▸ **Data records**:
- - -

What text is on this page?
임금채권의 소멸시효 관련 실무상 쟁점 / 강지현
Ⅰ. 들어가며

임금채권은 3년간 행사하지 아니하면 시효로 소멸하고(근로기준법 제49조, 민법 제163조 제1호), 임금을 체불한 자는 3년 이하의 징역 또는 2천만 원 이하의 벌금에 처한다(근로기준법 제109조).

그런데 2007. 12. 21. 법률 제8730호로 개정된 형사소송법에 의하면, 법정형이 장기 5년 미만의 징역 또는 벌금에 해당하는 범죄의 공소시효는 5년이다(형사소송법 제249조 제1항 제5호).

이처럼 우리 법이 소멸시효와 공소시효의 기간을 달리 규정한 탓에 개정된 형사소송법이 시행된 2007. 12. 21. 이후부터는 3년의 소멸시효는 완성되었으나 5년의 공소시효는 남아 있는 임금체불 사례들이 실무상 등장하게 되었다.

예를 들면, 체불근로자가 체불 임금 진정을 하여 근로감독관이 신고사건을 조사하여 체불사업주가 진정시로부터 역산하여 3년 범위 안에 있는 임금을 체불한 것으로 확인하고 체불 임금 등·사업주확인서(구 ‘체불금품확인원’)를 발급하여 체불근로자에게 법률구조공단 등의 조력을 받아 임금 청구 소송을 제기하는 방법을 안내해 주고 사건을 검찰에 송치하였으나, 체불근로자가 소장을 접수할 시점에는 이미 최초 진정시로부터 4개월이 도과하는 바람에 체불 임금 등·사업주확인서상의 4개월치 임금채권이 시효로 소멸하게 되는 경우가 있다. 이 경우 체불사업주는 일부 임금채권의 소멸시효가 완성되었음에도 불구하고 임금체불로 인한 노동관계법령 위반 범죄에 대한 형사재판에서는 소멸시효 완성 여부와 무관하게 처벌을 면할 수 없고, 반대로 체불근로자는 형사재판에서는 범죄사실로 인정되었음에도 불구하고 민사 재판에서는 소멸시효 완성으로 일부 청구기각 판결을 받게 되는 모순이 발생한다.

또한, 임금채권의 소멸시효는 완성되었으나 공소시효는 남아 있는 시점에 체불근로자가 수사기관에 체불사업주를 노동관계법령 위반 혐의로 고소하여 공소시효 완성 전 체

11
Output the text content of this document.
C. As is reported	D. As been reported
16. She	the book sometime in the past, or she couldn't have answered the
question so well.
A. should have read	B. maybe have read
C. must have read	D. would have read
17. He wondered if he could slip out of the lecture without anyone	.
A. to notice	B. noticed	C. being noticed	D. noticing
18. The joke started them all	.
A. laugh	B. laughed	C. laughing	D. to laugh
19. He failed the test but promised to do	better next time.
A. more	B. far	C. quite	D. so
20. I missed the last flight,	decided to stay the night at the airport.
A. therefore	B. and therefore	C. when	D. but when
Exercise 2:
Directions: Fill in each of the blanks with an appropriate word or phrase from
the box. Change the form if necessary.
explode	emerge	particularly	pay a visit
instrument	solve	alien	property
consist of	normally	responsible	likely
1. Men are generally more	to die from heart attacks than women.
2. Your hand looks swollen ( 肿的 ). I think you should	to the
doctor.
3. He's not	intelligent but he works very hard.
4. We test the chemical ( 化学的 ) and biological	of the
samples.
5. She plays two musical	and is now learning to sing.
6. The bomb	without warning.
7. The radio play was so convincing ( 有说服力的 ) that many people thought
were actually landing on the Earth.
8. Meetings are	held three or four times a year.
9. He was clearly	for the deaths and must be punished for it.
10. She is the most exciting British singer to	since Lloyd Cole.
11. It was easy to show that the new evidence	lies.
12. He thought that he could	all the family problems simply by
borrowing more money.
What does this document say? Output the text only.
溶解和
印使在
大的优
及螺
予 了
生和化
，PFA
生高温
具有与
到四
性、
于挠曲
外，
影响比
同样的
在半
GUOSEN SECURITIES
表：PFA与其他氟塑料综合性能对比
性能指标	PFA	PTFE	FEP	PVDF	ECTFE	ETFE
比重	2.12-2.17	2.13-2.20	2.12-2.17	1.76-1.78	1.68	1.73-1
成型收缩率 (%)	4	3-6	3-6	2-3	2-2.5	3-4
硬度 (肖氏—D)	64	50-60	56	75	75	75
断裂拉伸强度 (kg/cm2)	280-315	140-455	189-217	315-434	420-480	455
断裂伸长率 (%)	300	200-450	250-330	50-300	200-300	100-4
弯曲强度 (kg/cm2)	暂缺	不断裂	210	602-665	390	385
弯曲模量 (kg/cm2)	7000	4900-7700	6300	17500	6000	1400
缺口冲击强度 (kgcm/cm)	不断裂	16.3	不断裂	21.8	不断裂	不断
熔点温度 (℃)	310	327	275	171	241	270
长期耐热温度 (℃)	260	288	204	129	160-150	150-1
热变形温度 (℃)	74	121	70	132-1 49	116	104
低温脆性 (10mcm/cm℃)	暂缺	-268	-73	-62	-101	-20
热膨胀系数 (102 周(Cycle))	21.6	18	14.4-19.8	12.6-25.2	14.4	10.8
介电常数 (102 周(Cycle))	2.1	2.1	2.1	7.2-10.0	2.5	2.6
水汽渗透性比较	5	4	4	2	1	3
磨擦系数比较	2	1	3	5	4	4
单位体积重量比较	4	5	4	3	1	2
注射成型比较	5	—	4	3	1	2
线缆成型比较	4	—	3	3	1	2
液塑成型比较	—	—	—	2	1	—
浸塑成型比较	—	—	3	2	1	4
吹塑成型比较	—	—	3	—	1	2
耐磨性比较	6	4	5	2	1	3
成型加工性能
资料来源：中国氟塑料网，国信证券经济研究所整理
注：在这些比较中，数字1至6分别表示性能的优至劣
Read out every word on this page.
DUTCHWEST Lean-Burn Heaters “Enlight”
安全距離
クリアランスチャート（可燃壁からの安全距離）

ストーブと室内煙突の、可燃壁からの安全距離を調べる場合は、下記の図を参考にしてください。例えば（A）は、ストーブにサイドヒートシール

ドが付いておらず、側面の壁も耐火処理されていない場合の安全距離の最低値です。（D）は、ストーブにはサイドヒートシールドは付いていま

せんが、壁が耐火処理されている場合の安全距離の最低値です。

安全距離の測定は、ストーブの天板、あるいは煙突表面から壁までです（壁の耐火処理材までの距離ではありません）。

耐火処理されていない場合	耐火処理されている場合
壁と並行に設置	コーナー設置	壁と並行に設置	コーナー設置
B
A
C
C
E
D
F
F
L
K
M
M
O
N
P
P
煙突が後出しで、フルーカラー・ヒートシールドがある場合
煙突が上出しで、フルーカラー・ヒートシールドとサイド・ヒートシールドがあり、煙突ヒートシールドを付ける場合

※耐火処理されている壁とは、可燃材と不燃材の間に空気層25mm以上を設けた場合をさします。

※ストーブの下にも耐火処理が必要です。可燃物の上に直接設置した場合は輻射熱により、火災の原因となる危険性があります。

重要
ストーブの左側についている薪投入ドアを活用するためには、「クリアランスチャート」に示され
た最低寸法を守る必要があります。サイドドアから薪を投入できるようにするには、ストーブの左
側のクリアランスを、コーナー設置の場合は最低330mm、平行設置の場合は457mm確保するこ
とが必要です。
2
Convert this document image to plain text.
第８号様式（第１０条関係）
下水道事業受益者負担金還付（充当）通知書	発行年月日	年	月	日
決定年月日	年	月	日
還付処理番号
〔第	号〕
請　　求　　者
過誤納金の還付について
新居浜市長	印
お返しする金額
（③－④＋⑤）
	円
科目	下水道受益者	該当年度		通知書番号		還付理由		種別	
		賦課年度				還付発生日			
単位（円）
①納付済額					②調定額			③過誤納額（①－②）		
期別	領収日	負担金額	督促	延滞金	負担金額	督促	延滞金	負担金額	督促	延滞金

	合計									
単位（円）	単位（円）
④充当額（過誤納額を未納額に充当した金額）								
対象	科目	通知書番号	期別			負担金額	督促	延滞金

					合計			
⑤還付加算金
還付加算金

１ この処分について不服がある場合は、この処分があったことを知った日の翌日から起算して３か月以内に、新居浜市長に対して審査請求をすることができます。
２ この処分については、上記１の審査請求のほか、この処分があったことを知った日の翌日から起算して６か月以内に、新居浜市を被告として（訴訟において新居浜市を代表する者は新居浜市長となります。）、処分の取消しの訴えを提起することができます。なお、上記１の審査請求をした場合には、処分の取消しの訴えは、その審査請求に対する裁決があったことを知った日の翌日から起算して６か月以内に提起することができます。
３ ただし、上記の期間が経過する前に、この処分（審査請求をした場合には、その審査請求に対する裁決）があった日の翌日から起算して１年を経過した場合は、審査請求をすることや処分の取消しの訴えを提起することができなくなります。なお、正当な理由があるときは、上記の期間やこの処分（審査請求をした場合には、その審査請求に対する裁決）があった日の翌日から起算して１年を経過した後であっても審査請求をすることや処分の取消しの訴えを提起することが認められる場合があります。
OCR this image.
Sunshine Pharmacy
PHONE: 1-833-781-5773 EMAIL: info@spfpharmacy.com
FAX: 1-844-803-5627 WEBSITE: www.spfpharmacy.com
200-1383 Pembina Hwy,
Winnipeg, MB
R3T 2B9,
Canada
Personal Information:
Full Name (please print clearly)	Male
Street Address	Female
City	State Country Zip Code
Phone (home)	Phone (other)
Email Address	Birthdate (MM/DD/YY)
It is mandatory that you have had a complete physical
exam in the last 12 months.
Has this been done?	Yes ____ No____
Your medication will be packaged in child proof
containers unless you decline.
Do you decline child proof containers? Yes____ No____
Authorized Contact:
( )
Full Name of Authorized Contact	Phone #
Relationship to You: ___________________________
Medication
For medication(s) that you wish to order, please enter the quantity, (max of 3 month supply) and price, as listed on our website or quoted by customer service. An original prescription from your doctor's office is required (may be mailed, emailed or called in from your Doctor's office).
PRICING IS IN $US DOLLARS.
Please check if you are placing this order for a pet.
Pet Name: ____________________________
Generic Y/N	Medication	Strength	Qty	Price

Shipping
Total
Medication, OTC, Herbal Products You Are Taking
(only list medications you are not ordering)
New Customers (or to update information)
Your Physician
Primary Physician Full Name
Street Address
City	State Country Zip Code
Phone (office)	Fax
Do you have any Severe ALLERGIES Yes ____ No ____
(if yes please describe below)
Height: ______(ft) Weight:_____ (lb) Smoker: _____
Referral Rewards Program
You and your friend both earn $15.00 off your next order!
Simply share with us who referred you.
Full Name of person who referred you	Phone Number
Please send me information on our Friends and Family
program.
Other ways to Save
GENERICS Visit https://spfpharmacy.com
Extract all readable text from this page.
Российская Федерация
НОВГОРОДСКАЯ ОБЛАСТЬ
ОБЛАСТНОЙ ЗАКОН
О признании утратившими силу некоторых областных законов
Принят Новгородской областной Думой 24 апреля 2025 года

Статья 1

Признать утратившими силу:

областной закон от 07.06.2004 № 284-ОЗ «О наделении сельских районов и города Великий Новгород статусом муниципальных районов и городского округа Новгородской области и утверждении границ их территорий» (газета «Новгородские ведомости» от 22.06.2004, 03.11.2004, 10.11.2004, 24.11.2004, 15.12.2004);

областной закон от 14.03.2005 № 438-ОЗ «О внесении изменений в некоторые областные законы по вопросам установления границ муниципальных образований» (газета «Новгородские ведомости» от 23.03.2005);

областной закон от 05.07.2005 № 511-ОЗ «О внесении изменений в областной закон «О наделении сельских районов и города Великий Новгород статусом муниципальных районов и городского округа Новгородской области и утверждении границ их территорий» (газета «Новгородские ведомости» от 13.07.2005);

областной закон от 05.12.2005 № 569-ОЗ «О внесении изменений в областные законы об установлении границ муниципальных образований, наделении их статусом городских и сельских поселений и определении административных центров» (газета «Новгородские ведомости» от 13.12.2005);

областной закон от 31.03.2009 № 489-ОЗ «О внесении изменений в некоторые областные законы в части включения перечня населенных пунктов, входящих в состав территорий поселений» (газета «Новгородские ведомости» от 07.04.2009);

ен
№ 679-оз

- - -

Scan the records above for the string "районов", then report every line that contains it.

областной закон от 07.06.2004 № 284-ОЗ «О наделении сельских районов и города Великий Новгород статусом муниципальных районов и городского округа Новгородской области и утверждении границ их территорий» (газета «Новгородские ведомости» от 22.06.2004, 03.11.2004, 10.11.2004, 24.11.2004, 15.12.2004);
областной закон от 05.07.2005 № 511-ОЗ «О внесении изменений в областной закон «О наделении сельских районов и города Великий Новгород статусом муниципальных районов и городского округа Новгородской области и утверждении границ их территорий» (газета «Новгородские ведомости» от 13.07.2005);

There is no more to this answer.